### What needs to be done
Identify every line in the records below that contains the word "this", and reproduce each one.
++++++++
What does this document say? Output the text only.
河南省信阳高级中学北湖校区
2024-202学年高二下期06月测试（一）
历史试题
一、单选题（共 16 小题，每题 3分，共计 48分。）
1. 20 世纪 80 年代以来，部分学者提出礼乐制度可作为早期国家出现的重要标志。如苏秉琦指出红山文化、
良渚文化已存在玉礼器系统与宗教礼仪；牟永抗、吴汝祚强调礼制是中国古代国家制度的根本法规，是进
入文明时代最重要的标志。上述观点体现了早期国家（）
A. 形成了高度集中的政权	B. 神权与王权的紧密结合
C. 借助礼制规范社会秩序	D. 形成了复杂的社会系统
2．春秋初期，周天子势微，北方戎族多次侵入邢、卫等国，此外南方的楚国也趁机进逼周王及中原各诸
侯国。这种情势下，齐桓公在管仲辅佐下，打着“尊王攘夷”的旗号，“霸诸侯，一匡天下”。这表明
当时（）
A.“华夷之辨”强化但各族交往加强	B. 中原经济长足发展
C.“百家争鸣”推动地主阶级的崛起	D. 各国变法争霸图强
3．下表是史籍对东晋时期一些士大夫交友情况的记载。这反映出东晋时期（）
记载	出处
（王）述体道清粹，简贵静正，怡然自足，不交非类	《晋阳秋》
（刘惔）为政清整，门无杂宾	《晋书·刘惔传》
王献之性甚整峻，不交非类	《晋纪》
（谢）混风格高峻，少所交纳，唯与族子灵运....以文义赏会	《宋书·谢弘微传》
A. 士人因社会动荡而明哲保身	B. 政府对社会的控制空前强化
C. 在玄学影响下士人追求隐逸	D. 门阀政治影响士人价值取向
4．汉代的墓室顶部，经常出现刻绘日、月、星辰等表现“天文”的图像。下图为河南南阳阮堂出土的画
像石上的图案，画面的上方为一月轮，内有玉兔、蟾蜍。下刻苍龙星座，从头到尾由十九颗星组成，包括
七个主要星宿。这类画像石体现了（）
++++++++
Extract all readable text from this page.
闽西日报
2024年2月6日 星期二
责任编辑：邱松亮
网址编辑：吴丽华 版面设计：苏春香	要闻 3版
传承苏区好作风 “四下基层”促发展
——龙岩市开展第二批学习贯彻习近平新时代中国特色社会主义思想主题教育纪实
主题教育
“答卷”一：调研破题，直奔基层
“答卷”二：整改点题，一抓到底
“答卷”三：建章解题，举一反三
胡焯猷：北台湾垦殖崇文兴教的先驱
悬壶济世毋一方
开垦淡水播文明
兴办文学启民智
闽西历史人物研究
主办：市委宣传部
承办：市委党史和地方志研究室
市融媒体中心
++++++++
### Task output
What does this document say? Output the text only.
Extract all readable text from this page.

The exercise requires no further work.